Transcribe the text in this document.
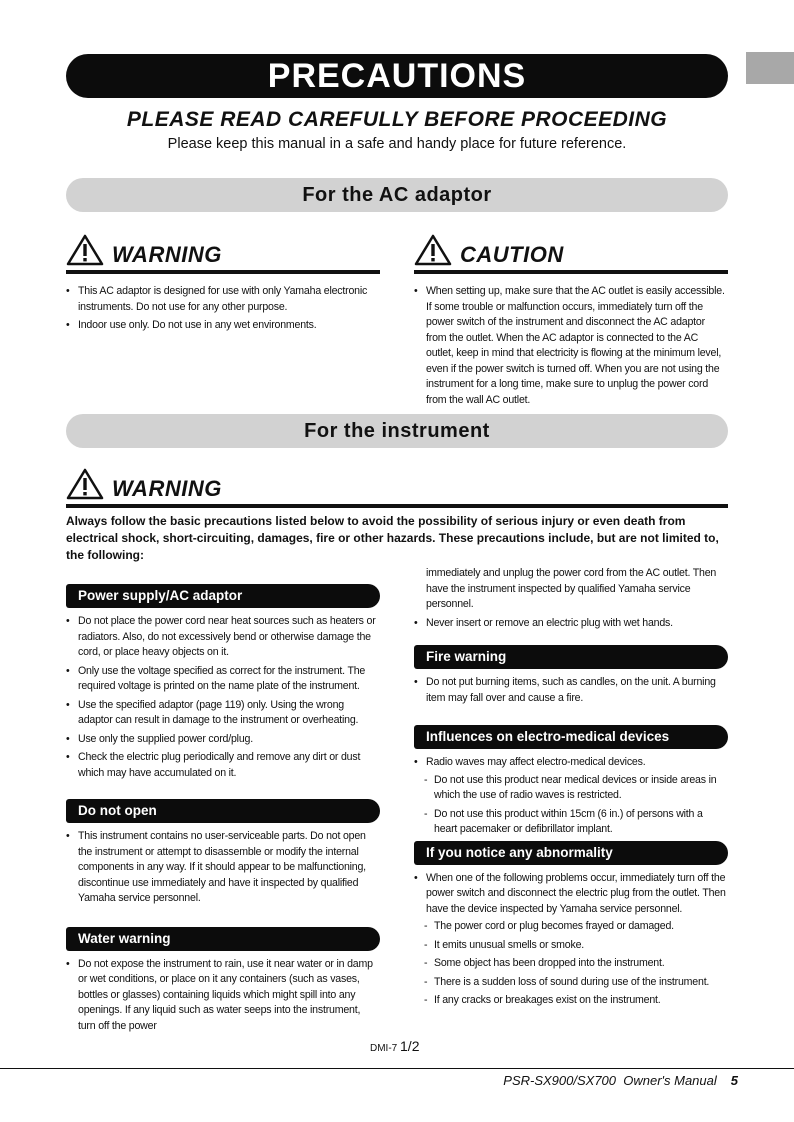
PRECAUTIONS
PLEASE READ CAREFULLY BEFORE PROCEEDING
Please keep this manual in a safe and handy place for future reference.
For the AC adaptor
WARNING
• This AC adaptor is designed for use with only Yamaha electronic instruments. Do not use for any other purpose.
• Indoor use only. Do not use in any wet environments.
CAUTION
• When setting up, make sure that the AC outlet is easily accessible. If some trouble or malfunction occurs, immediately turn off the power switch of the instrument and disconnect the AC adaptor from the outlet. When the AC adaptor is connected to the AC outlet, keep in mind that electricity is flowing at the minimum level, even if the power switch is turned off. When you are not using the instrument for a long time, make sure to unplug the power cord from the wall AC outlet.
For the instrument
WARNING
Always follow the basic precautions listed below to avoid the possibility of serious injury or even death from electrical shock, short-circuiting, damages, fire or other hazards. These precautions include, but are not limited to, the following:
Power supply/AC adaptor
• Do not place the power cord near heat sources such as heaters or radiators. Also, do not excessively bend or otherwise damage the cord, or place heavy objects on it.
• Only use the voltage specified as correct for the instrument. The required voltage is printed on the name plate of the instrument.
• Use the specified adaptor (page 119) only. Using the wrong adaptor can result in damage to the instrument or overheating.
• Use only the supplied power cord/plug.
• Check the electric plug periodically and remove any dirt or dust which may have accumulated on it.
Do not open
• This instrument contains no user-serviceable parts. Do not open the instrument or attempt to disassemble or modify the internal components in any way. If it should appear to be malfunctioning, discontinue use immediately and have it inspected by qualified Yamaha service personnel.
Water warning
• Do not expose the instrument to rain, use it near water or in damp or wet conditions, or place on it any containers (such as vases, bottles or glasses) containing liquids which might spill into any openings. If any liquid such as water seeps into the instrument, turn off the power
immediately and unplug the power cord from the AC outlet. Then have the instrument inspected by qualified Yamaha service personnel.
• Never insert or remove an electric plug with wet hands.
Fire warning
• Do not put burning items, such as candles, on the unit. A burning item may fall over and cause a fire.
Influences on electro-medical devices
• Radio waves may affect electro-medical devices.
- Do not use this product near medical devices or inside areas in which the use of radio waves is restricted.
- Do not use this product within 15cm (6 in.) of persons with a heart pacemaker or defibrillator implant.
If you notice any abnormality
• When one of the following problems occur, immediately turn off the power switch and disconnect the electric plug from the outlet. Then have the device inspected by Yamaha service personnel.
- The power cord or plug becomes frayed or damaged.
- It emits unusual smells or smoke.
- Some object has been dropped into the instrument.
- There is a sudden loss of sound during use of the instrument.
- If any cracks or breakages exist on the instrument.
DMI-7 1/2
PSR-SX900/SX700  Owner's Manual 5
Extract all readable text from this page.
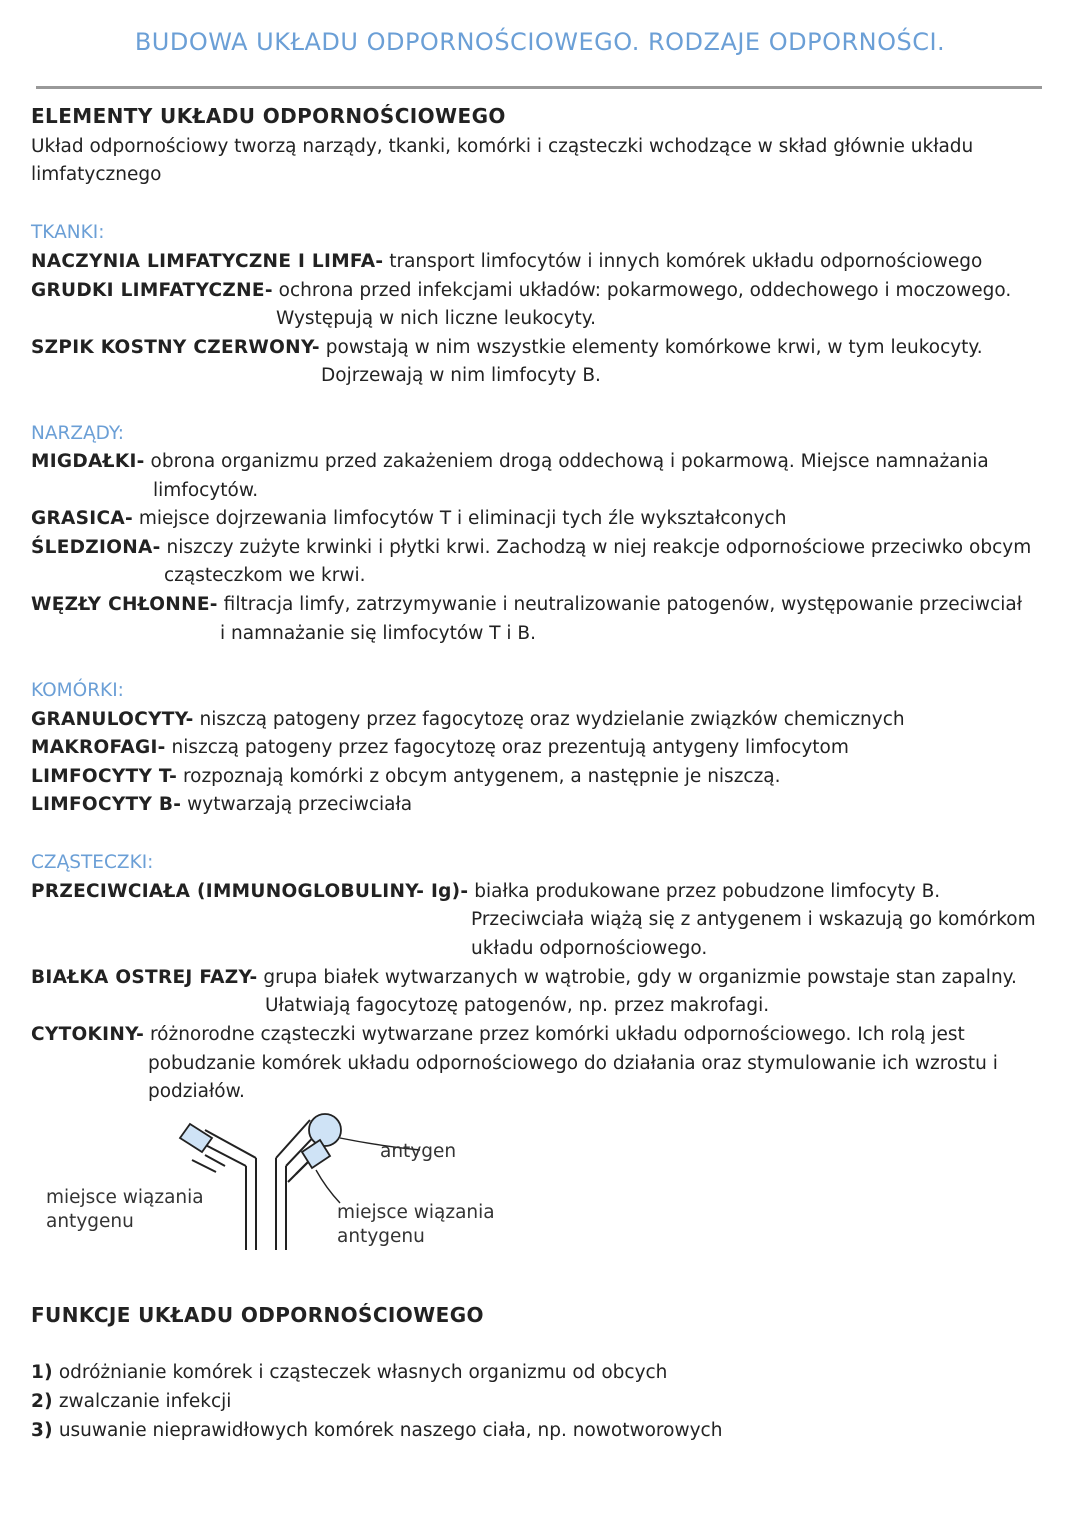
BUDOWA UKŁADU ODPORNOŚCIOWEGO. RODZAJE ODPORNOŚCI.
ELEMENTY UKŁADU ODPORNOŚCIOWEGO
Układ odpornościowy tworzą narządy, tkanki, komórki i cząsteczki wchodzące w skład głównie układu
limfatycznego
TKANKI:
NACZYNIA LIMFATYCZNE I LIMFA- transport limfocytów i innych komórek układu odpornościowego
GRUDKI LIMFATYCZNE- ochrona przed infekcjami układów: pokarmowego, oddechowego i moczowego.
Występują w nich liczne leukocyty.
SZPIK KOSTNY CZERWONY- powstają w nim wszystkie elementy komórkowe krwi, w tym leukocyty.
Dojrzewają w nim limfocyty B.
NARZĄDY:
MIGDAŁKI- obrona organizmu przed zakażeniem drogą oddechową i pokarmową. Miejsce namnażania
limfocytów.
GRASICA- miejsce dojrzewania limfocytów T i eliminacji tych źle wykształconych
ŚLEDZIONA- niszczy zużyte krwinki i płytki krwi. Zachodzą w niej reakcje odpornościowe przeciwko obcym
cząsteczkom we krwi.
WĘZŁY CHŁONNE- filtracja limfy, zatrzymywanie i neutralizowanie patogenów, występowanie przeciwciał
i namnażanie się limfocytów T i B.
KOMÓRKI:
GRANULOCYTY- niszczą patogeny przez fagocytozę oraz wydzielanie związków chemicznych
MAKROFAGI- niszczą patogeny przez fagocytozę oraz prezentują antygeny limfocytom
LIMFOCYTY T- rozpoznają komórki z obcym antygenem, a następnie je niszczą.
LIMFOCYTY B- wytwarzają przeciwciała
CZĄSTECZKI:
PRZECIWCIAŁA (IMMUNOGLOBULINY- Ig)- białka produkowane przez pobudzone limfocyty B.
Przeciwciała wiążą się z antygenem i wskazują go komórkom
układu odpornościowego.
BIAŁKA OSTREJ FAZY- grupa białek wytwarzanych w wątrobie, gdy w organizmie powstaje stan zapalny.
Ułatwiają fagocytozę patogenów, np. przez makrofagi.
CYTOKINY- różnorodne cząsteczki wytwarzane przez komórki układu odpornościowego. Ich rolą jest
pobudzanie komórek układu odpornościowego do działania oraz stymulowanie ich wzrostu i
podziałów.
antygen
miejsce wiązania
antygenu	miejsce wiązania
antygenu
FUNKCJE UKŁADU ODPORNOŚCIOWEGO
1) odróżnianie komórek i cząsteczek własnych organizmu od obcych
2) zwalczanie infekcji
3) usuwanie nieprawidłowych komórek naszego ciała, np. nowotworowych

========================================

**Problem details**
Give back all entries exactly. No pictures belong in the copy.

**Complete output**
Transcribe the text in this document.
PRECAUTIONS
PLEASE READ CAREFULLY BEFORE PROCEEDING
Please keep this manual in a safe and handy place for future reference.
For the AC adaptor
WARNING
• This AC adaptor is designed for use with only Yamaha electronic instruments. Do not use for any other purpose.
• Indoor use only. Do not use in any wet environments.
CAUTION
• When setting up, make sure that the AC outlet is easily accessible. If some trouble or malfunction occurs, immediately turn off the power switch of the instrument and disconnect the AC adaptor from the outlet. When the AC adaptor is connected to the AC outlet, keep in mind that electricity is flowing at the minimum level, even if the power switch is turned off. When you are not using the instrument for a long time, make sure to unplug the power cord from the wall AC outlet.
For the instrument
WARNING
Always follow the basic precautions listed below to avoid the possibility of serious injury or even death from electrical shock, short-circuiting, damages, fire or other hazards. These precautions include, but are not limited to, the following:
Power supply/AC adaptor
• Do not place the power cord near heat sources such as heaters or radiators. Also, do not excessively bend or otherwise damage the cord, or place heavy objects on it.
• Only use the voltage specified as correct for the instrument. The required voltage is printed on the name plate of the instrument.
• Use the specified adaptor (page 119) only. Using the wrong adaptor can result in damage to the instrument or overheating.
• Use only the supplied power cord/plug.
• Check the electric plug periodically and remove any dirt or dust which may have accumulated on it.
Do not open
• This instrument contains no user-serviceable parts. Do not open the instrument or attempt to disassemble or modify the internal components in any way. If it should appear to be malfunctioning, discontinue use immediately and have it inspected by qualified Yamaha service personnel.
Water warning
• Do not expose the instrument to rain, use it near water or in damp or wet conditions, or place on it any containers (such as vases, bottles or glasses) containing liquids which might spill into any openings. If any liquid such as water seeps into the instrument, turn off the power
immediately and unplug the power cord from the AC outlet. Then have the instrument inspected by qualified Yamaha service personnel.
• Never insert or remove an electric plug with wet hands.
Fire warning
• Do not put burning items, such as candles, on the unit. A burning item may fall over and cause a fire.
Influences on electro-medical devices
• Radio waves may affect electro-medical devices.
- Do not use this product near medical devices or inside areas in which the use of radio waves is restricted.
- Do not use this product within 15cm (6 in.) of persons with a heart pacemaker or defibrillator implant.
If you notice any abnormality
• When one of the following problems occur, immediately turn off the power switch and disconnect the electric plug from the outlet. Then have the device inspected by Yamaha service personnel.
- The power cord or plug becomes frayed or damaged.
- It emits unusual smells or smoke.
- Some object has been dropped into the instrument.
- There is a sudden loss of sound during use of the instrument.
- If any cracks or breakages exist on the instrument.
DMI-7 1/2
PSR-SX900/SX700  Owner's Manual 5
Extract all readable text from this page.
BUDOWA UKŁADU ODPORNOŚCIOWEGO. RODZAJE ODPORNOŚCI.
ELEMENTY UKŁADU ODPORNOŚCIOWEGO
Układ odpornościowy tworzą narządy, tkanki, komórki i cząsteczki wchodzące w skład głównie układu
limfatycznego
TKANKI:
NACZYNIA LIMFATYCZNE I LIMFA- transport limfocytów i innych komórek układu odpornościowego
GRUDKI LIMFATYCZNE- ochrona przed infekcjami układów: pokarmowego, oddechowego i moczowego.
Występują w nich liczne leukocyty.
SZPIK KOSTNY CZERWONY- powstają w nim wszystkie elementy komórkowe krwi, w tym leukocyty.
Dojrzewają w nim limfocyty B.
NARZĄDY:
MIGDAŁKI- obrona organizmu przed zakażeniem drogą oddechową i pokarmową. Miejsce namnażania
limfocytów.
GRASICA- miejsce dojrzewania limfocytów T i eliminacji tych źle wykształconych
ŚLEDZIONA- niszczy zużyte krwinki i płytki krwi. Zachodzą w niej reakcje odpornościowe przeciwko obcym
cząsteczkom we krwi.
WĘZŁY CHŁONNE- filtracja limfy, zatrzymywanie i neutralizowanie patogenów, występowanie przeciwciał
i namnażanie się limfocytów T i B.
KOMÓRKI:
GRANULOCYTY- niszczą patogeny przez fagocytozę oraz wydzielanie związków chemicznych
MAKROFAGI- niszczą patogeny przez fagocytozę oraz prezentują antygeny limfocytom
LIMFOCYTY T- rozpoznają komórki z obcym antygenem, a następnie je niszczą.
LIMFOCYTY B- wytwarzają przeciwciała
CZĄSTECZKI:
PRZECIWCIAŁA (IMMUNOGLOBULINY- Ig)- białka produkowane przez pobudzone limfocyty B.
Przeciwciała wiążą się z antygenem i wskazują go komórkom
układu odpornościowego.
BIAŁKA OSTREJ FAZY- grupa białek wytwarzanych w wątrobie, gdy w organizmie powstaje stan zapalny.
Ułatwiają fagocytozę patogenów, np. przez makrofagi.
CYTOKINY- różnorodne cząsteczki wytwarzane przez komórki układu odpornościowego. Ich rolą jest
pobudzanie komórek układu odpornościowego do działania oraz stymulowanie ich wzrostu i
podziałów.
antygen
miejsce wiązania
antygenu	miejsce wiązania
antygenu
FUNKCJE UKŁADU ODPORNOŚCIOWEGO
1) odróżnianie komórek i cząsteczek własnych organizmu od obcych
2) zwalczanie infekcji
3) usuwanie nieprawidłowych komórek naszego ciała, np. nowotworowych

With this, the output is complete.